--- GIVEN PROBLEM ---
Return the records exactly as they are.

--- RECORDS SHOWN ---

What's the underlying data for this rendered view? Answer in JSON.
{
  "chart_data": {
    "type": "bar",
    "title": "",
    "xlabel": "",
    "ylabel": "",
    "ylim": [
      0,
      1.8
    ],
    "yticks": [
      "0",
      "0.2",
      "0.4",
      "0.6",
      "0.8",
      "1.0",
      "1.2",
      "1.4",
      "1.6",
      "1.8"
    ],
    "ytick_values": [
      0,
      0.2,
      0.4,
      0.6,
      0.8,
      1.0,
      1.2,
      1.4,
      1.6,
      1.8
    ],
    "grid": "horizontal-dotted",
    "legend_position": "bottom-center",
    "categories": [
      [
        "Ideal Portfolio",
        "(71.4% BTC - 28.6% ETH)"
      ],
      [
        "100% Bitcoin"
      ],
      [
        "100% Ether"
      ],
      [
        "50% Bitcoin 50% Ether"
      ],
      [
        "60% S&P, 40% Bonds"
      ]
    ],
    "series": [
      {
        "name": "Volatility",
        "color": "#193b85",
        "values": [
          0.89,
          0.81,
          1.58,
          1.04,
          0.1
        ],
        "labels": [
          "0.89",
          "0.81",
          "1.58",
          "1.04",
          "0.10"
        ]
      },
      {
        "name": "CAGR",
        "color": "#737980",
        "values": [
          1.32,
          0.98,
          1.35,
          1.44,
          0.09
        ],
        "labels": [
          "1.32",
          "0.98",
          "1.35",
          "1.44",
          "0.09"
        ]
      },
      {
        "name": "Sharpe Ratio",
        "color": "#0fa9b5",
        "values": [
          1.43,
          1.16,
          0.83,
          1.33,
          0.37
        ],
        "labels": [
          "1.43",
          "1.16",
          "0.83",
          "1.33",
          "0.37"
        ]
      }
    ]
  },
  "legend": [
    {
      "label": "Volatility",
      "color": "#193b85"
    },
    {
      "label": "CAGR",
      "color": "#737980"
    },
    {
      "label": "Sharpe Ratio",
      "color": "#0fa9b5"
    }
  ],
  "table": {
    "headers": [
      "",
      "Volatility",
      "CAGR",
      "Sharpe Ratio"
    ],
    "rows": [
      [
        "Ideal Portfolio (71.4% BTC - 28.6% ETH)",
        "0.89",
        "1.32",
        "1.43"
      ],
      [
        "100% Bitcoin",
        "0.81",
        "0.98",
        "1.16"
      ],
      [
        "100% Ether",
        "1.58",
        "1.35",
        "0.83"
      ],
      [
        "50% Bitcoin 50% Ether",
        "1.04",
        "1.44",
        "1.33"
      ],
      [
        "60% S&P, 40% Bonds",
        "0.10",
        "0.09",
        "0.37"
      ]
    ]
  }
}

--- EXERCISE RESULT ---
What's the underlying data for this rendered view? Answer in JSON.
{
  "chart_data": {
    "type": "bar",
    "title": "",
    "xlabel": "",
    "ylabel": "",
    "ylim": [
      0,
      1.8
    ],
    "yticks": [
      "0",
      "0.2",
      "0.4",
      "0.6",
      "0.8",
      "1.0",
      "1.2",
      "1.4",
      "1.6",
      "1.8"
    ],
    "ytick_values": [
      0,
      0.2,
      0.4,
      0.6,
      0.8,
      1.0,
      1.2,
      1.4,
      1.6,
      1.8
    ],
    "grid": "horizontal-dotted",
    "legend_position": "bottom-center",
    "categories": [
      [
        "Ideal Portfolio",
        "(71.4% BTC - 28.6% ETH)"
      ],
      [
        "100% Bitcoin"
      ],
      [
        "100% Ether"
      ],
      [
        "50% Bitcoin 50% Ether"
      ],
      [
        "60% S&P, 40% Bonds"
      ]
    ],
    "series": [
      {
        "name": "Volatility",
        "color": "#193b85",
        "values": [
          0.89,
          0.81,
          1.58,
          1.04,
          0.1
        ],
        "labels": [
          "0.89",
          "0.81",
          "1.58",
          "1.04",
          "0.10"
        ]
      },
      {
        "name": "CAGR",
        "color": "#737980",
        "values": [
          1.32,
          0.98,
          1.35,
          1.44,
          0.09
        ],
        "labels": [
          "1.32",
          "0.98",
          "1.35",
          "1.44",
          "0.09"
        ]
      },
      {
        "name": "Sharpe Ratio",
        "color": "#0fa9b5",
        "values": [
          1.43,
          1.16,
          0.83,
          1.33,
          0.37
        ],
        "labels": [
          "1.43",
          "1.16",
          "0.83",
          "1.33",
          "0.37"
        ]
      }
    ]
  },
  "legend": [
    {
      "label": "Volatility",
      "color": "#193b85"
    },
    {
      "label": "CAGR",
      "color": "#737980"
    },
    {
      "label": "Sharpe Ratio",
      "color": "#0fa9b5"
    }
  ],
  "table": {
    "headers": [
      "",
      "Volatility",
      "CAGR",
      "Sharpe Ratio"
    ],
    "rows": [
      [
        "Ideal Portfolio (71.4% BTC - 28.6% ETH)",
        "0.89",
        "1.32",
        "1.43"
      ],
      [
        "100% Bitcoin",
        "0.81",
        "0.98",
        "1.16"
      ],
      [
        "100% Ether",
        "1.58",
        "1.35",
        "0.83"
      ],
      [
        "50% Bitcoin 50% Ether",
        "1.04",
        "1.44",
        "1.33"
      ],
      [
        "60% S&P, 40% Bonds",
        "0.10",
        "0.09",
        "0.37"
      ]
    ]
  }
}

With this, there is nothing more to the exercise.